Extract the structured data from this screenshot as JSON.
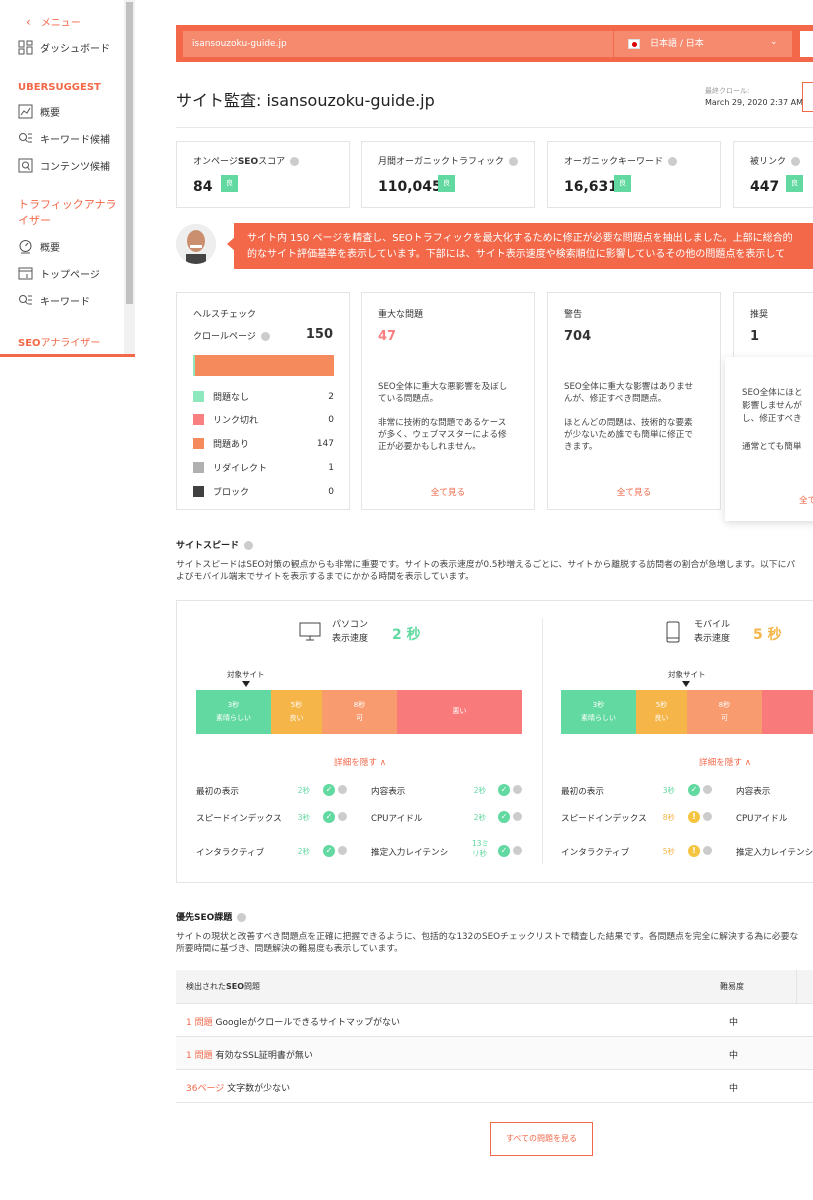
{
  "sidebar": {
    "menu_label": "メニュー",
    "dashboard": "ダッシュボード",
    "ubersuggest_heading": "UBERSUGGEST",
    "ub_items": [
      "概要",
      "キーワード候補",
      "コンテンツ候補"
    ],
    "traffic_heading": "トラフィックアナライザー",
    "traffic_items": [
      "概要",
      "トップページ",
      "キーワード"
    ],
    "seo_heading_prefix": "SEO",
    "seo_heading_suffix": "アナライザー"
  },
  "topbar": {
    "url_value": "isansouzoku-guide.jp",
    "language": "日本語 / 日本"
  },
  "header": {
    "title": "サイト監査: isansouzoku-guide.jp",
    "last_crawl_label": "最終クロール:",
    "last_crawl_value": "March 29, 2020 2:37 AM"
  },
  "metrics": [
    {
      "label_pre": "オンページ",
      "label_bold": "SEO",
      "label_post": "スコア",
      "value": "84",
      "badge": "良"
    },
    {
      "label_pre": "月間オーガニックトラフィック",
      "label_bold": "",
      "label_post": "",
      "value": "110,045",
      "badge": "良"
    },
    {
      "label_pre": "オーガニックキーワード",
      "label_bold": "",
      "label_post": "",
      "value": "16,631",
      "badge": "良"
    },
    {
      "label_pre": "被リンク",
      "label_bold": "",
      "label_post": "",
      "value": "447",
      "badge": "良"
    }
  ],
  "banner": {
    "line1": "サイト内 150 ページを精査し、SEOトラフィックを最大化するために修正が必要な問題点を抽出しました。上部に総合的",
    "line2": "的なサイト評価基準を表示しています。下部には、サイト表示速度や検索順位に影響しているその他の問題点を表示して"
  },
  "health": {
    "title": "ヘルスチェック",
    "crawl_label": "クロールページ",
    "crawl_value": "150",
    "legend": [
      {
        "label": "問題なし",
        "value": "2",
        "color": "#8de8bd"
      },
      {
        "label": "リンク切れ",
        "value": "0",
        "color": "#f98080"
      },
      {
        "label": "問題あり",
        "value": "147",
        "color": "#f58a5d"
      },
      {
        "label": "リダイレクト",
        "value": "1",
        "color": "#b0b0b0"
      },
      {
        "label": "ブロック",
        "value": "0",
        "color": "#404040"
      }
    ]
  },
  "issues": {
    "critical": {
      "title": "重大な問題",
      "value": "47",
      "desc1": "SEO全体に重大な悪影響を及ぼしている問題点。",
      "desc2": "非常に技術的な問題であるケースが多く、ウェブマスターによる修正が必要かもしれません。",
      "link": "全て見る"
    },
    "warning": {
      "title": "警告",
      "value": "704",
      "desc1": "SEO全体に重大な影響はありませんが、修正すべき問題点。",
      "desc2": "ほとんどの問題は、技術的な要素が少ないため誰でも簡単に修正できます。",
      "link": "全て見る"
    },
    "recommend": {
      "title": "推奨",
      "value": "1",
      "desc1": "SEO全体にほと",
      "desc1b": "影響しませんが",
      "desc1c": "し、修正すべき",
      "desc2": "通常とても簡単",
      "link": "全て"
    }
  },
  "speed": {
    "title": "サイトスピード",
    "desc1": "サイトスピードはSEO対策の観点からも非常に重要です。サイトの表示速度が0.5秒増えるごとに、サイトから離脱する訪問者の割合が急増します。以下にパ",
    "desc2": "よびモバイル端末でサイトを表示するまでにかかる時間を表示しています。",
    "desktop": {
      "name": "パソコン",
      "sub": "表示速度",
      "value": "2 秒"
    },
    "mobile": {
      "name": "モバイル",
      "sub": "表示速度",
      "value": "5 秒"
    },
    "target_label": "対象サイト",
    "segments": [
      {
        "t": "3秒",
        "l": "素晴らしい"
      },
      {
        "t": "5秒",
        "l": "良い"
      },
      {
        "t": "8秒",
        "l": "可"
      },
      {
        "t": "",
        "l": "悪い"
      }
    ],
    "toggle": "詳細を隠す ∧",
    "metrics_labels": [
      "最初の表示",
      "スピードインデックス",
      "インタラクティブ",
      "内容表示",
      "CPUアイドル",
      "推定入力レイテンシ"
    ],
    "desktop_values": [
      "2秒",
      "3秒",
      "2秒",
      "2秒",
      "2秒",
      "13ミリ秒"
    ],
    "mobile_values": [
      "3秒",
      "8秒",
      "5秒"
    ]
  },
  "priority": {
    "title": "優先SEO課題",
    "desc1": "サイトの現状と改善すべき問題点を正確に把握できるように、包括的な132のSEOチェックリストで精査した結果です。各問題点を完全に解決する為に必要な",
    "desc2": "所要時間に基づき、問題解決の難易度も表示しています。",
    "col1_pre": "検出された",
    "col1_bold": "SEO",
    "col1_post": "問題",
    "col2": "難易度",
    "rows": [
      {
        "count": "1 問題",
        "text": "Googleがクロールできるサイトマップがない",
        "level": "中"
      },
      {
        "count": "1 問題",
        "text": "有効なSSL証明書が無い",
        "level": "中"
      },
      {
        "count": "36ページ",
        "text": "文字数が少ない",
        "level": "中"
      }
    ],
    "see_all": "すべての問題を見る"
  }
}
● ● ● ● ●
OBJECTIVE:
Transcribe the records above exactly, omitting every picture they contain.

ANSWER FOR THIS EXERCISE:
Extract the structured data from this screenshot as JSON.
{
  "sidebar": {
    "menu_label": "メニュー",
    "dashboard": "ダッシュボード",
    "ubersuggest_heading": "UBERSUGGEST",
    "ub_items": [
      "概要",
      "キーワード候補",
      "コンテンツ候補"
    ],
    "traffic_heading": "トラフィックアナライザー",
    "traffic_items": [
      "概要",
      "トップページ",
      "キーワード"
    ],
    "seo_heading_prefix": "SEO",
    "seo_heading_suffix": "アナライザー"
  },
  "topbar": {
    "url_value": "isansouzoku-guide.jp",
    "language": "日本語 / 日本"
  },
  "header": {
    "title": "サイト監査: isansouzoku-guide.jp",
    "last_crawl_label": "最終クロール:",
    "last_crawl_value": "March 29, 2020 2:37 AM"
  },
  "metrics": [
    {
      "label_pre": "オンページ",
      "label_bold": "SEO",
      "label_post": "スコア",
      "value": "84",
      "badge": "良"
    },
    {
      "label_pre": "月間オーガニックトラフィック",
      "label_bold": "",
      "label_post": "",
      "value": "110,045",
      "badge": "良"
    },
    {
      "label_pre": "オーガニックキーワード",
      "label_bold": "",
      "label_post": "",
      "value": "16,631",
      "badge": "良"
    },
    {
      "label_pre": "被リンク",
      "label_bold": "",
      "label_post": "",
      "value": "447",
      "badge": "良"
    }
  ],
  "banner": {
    "line1": "サイト内 150 ページを精査し、SEOトラフィックを最大化するために修正が必要な問題点を抽出しました。上部に総合的",
    "line2": "的なサイト評価基準を表示しています。下部には、サイト表示速度や検索順位に影響しているその他の問題点を表示して"
  },
  "health": {
    "title": "ヘルスチェック",
    "crawl_label": "クロールページ",
    "crawl_value": "150",
    "legend": [
      {
        "label": "問題なし",
        "value": "2",
        "color": "#8de8bd"
      },
      {
        "label": "リンク切れ",
        "value": "0",
        "color": "#f98080"
      },
      {
        "label": "問題あり",
        "value": "147",
        "color": "#f58a5d"
      },
      {
        "label": "リダイレクト",
        "value": "1",
        "color": "#b0b0b0"
      },
      {
        "label": "ブロック",
        "value": "0",
        "color": "#404040"
      }
    ]
  },
  "issues": {
    "critical": {
      "title": "重大な問題",
      "value": "47",
      "desc1": "SEO全体に重大な悪影響を及ぼしている問題点。",
      "desc2": "非常に技術的な問題であるケースが多く、ウェブマスターによる修正が必要かもしれません。",
      "link": "全て見る"
    },
    "warning": {
      "title": "警告",
      "value": "704",
      "desc1": "SEO全体に重大な影響はありませんが、修正すべき問題点。",
      "desc2": "ほとんどの問題は、技術的な要素が少ないため誰でも簡単に修正できます。",
      "link": "全て見る"
    },
    "recommend": {
      "title": "推奨",
      "value": "1",
      "desc1": "SEO全体にほと",
      "desc1b": "影響しませんが",
      "desc1c": "し、修正すべき",
      "desc2": "通常とても簡単",
      "link": "全て"
    }
  },
  "speed": {
    "title": "サイトスピード",
    "desc1": "サイトスピードはSEO対策の観点からも非常に重要です。サイトの表示速度が0.5秒増えるごとに、サイトから離脱する訪問者の割合が急増します。以下にパ",
    "desc2": "よびモバイル端末でサイトを表示するまでにかかる時間を表示しています。",
    "desktop": {
      "name": "パソコン",
      "sub": "表示速度",
      "value": "2 秒"
    },
    "mobile": {
      "name": "モバイル",
      "sub": "表示速度",
      "value": "5 秒"
    },
    "target_label": "対象サイト",
    "segments": [
      {
        "t": "3秒",
        "l": "素晴らしい"
      },
      {
        "t": "5秒",
        "l": "良い"
      },
      {
        "t": "8秒",
        "l": "可"
      },
      {
        "t": "",
        "l": "悪い"
      }
    ],
    "toggle": "詳細を隠す ∧",
    "metrics_labels": [
      "最初の表示",
      "スピードインデックス",
      "インタラクティブ",
      "内容表示",
      "CPUアイドル",
      "推定入力レイテンシ"
    ],
    "desktop_values": [
      "2秒",
      "3秒",
      "2秒",
      "2秒",
      "2秒",
      "13ミリ秒"
    ],
    "mobile_values": [
      "3秒",
      "8秒",
      "5秒"
    ]
  },
  "priority": {
    "title": "優先SEO課題",
    "desc1": "サイトの現状と改善すべき問題点を正確に把握できるように、包括的な132のSEOチェックリストで精査した結果です。各問題点を完全に解決する為に必要な",
    "desc2": "所要時間に基づき、問題解決の難易度も表示しています。",
    "col1_pre": "検出された",
    "col1_bold": "SEO",
    "col1_post": "問題",
    "col2": "難易度",
    "rows": [
      {
        "count": "1 問題",
        "text": "Googleがクロールできるサイトマップがない",
        "level": "中"
      },
      {
        "count": "1 問題",
        "text": "有効なSSL証明書が無い",
        "level": "中"
      },
      {
        "count": "36ページ",
        "text": "文字数が少ない",
        "level": "中"
      }
    ],
    "see_all": "すべての問題を見る"
  }
}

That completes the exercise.